**Exercise description**. Report all lines holding "používanie".
-=-=-=-=-
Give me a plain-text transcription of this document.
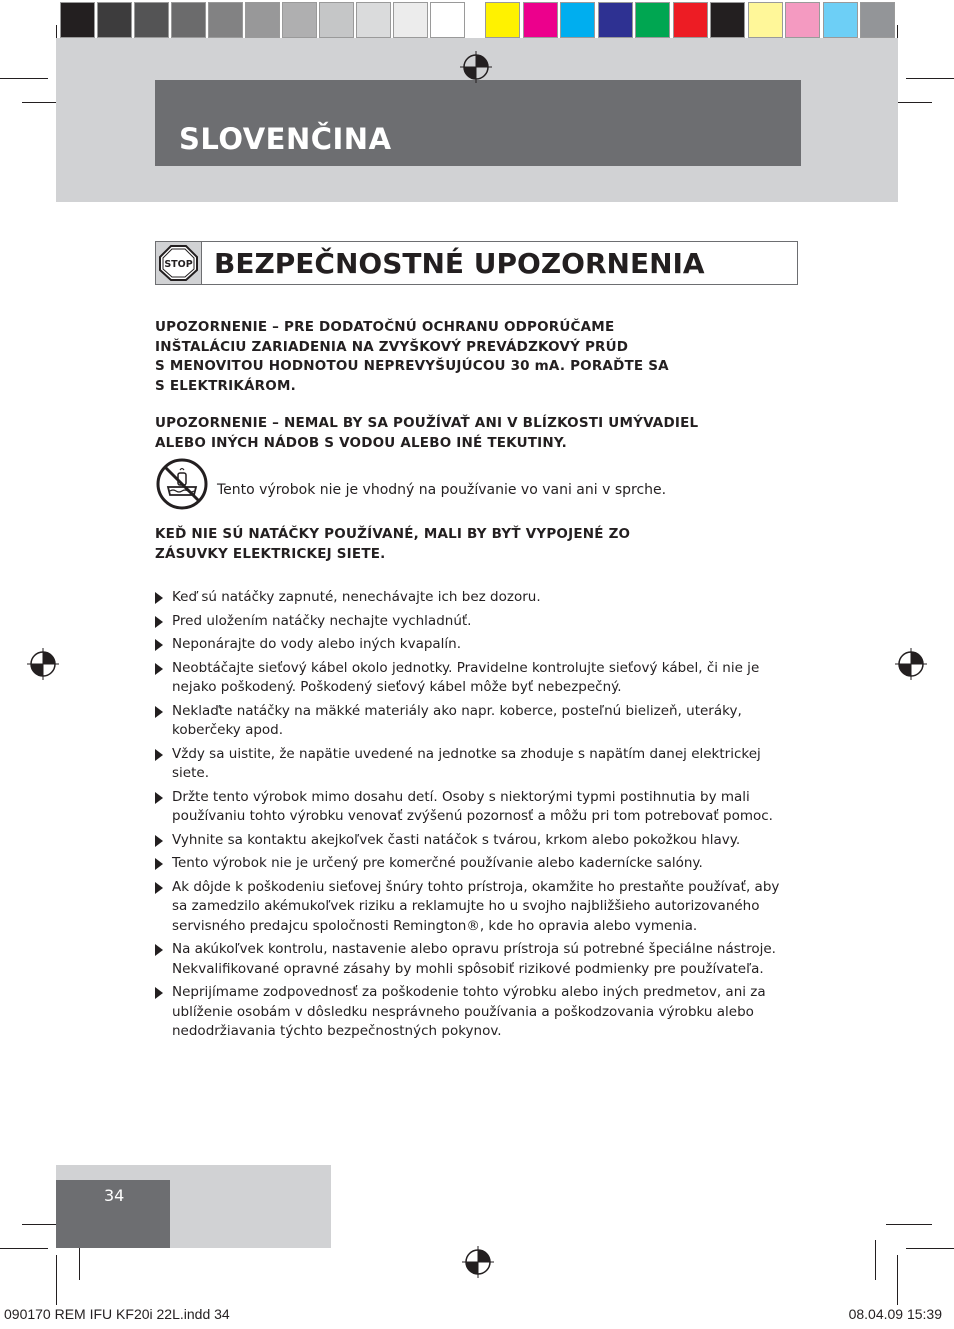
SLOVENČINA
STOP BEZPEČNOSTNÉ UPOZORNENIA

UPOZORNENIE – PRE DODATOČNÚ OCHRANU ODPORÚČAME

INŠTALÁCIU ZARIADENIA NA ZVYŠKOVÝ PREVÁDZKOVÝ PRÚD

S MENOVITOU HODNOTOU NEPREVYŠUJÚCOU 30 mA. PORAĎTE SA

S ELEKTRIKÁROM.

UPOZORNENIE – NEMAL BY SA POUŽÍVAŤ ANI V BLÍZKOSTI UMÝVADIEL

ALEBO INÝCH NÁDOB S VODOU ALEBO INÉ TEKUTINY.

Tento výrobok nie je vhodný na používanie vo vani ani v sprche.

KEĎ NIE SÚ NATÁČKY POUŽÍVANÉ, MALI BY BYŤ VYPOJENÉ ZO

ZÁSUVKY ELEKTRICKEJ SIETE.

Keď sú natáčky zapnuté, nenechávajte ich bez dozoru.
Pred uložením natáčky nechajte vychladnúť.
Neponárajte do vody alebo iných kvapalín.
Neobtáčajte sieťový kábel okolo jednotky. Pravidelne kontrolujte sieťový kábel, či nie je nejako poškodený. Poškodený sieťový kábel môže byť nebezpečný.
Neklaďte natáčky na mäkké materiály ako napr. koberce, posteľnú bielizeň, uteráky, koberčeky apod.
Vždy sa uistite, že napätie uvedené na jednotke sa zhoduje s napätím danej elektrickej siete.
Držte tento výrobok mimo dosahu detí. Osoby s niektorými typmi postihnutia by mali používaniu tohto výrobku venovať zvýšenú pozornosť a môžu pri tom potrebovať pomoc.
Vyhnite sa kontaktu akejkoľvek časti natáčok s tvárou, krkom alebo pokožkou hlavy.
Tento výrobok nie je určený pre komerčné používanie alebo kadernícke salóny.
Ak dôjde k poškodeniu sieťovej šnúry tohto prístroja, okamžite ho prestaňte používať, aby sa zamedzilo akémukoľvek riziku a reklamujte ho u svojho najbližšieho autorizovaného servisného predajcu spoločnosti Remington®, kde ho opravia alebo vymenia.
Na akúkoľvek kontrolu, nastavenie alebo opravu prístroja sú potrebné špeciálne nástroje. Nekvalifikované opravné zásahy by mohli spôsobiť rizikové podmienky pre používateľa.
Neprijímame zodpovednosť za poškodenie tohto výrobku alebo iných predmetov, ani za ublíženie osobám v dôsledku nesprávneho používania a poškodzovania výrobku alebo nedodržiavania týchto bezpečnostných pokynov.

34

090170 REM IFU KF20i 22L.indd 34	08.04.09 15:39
-=-=-=-=-
**Reply**.
Tento výrobok nie je vhodný na používanie vo vani ani v sprche.
Tento výrobok nie je určený pre komerčné používanie alebo kadernícke salóny.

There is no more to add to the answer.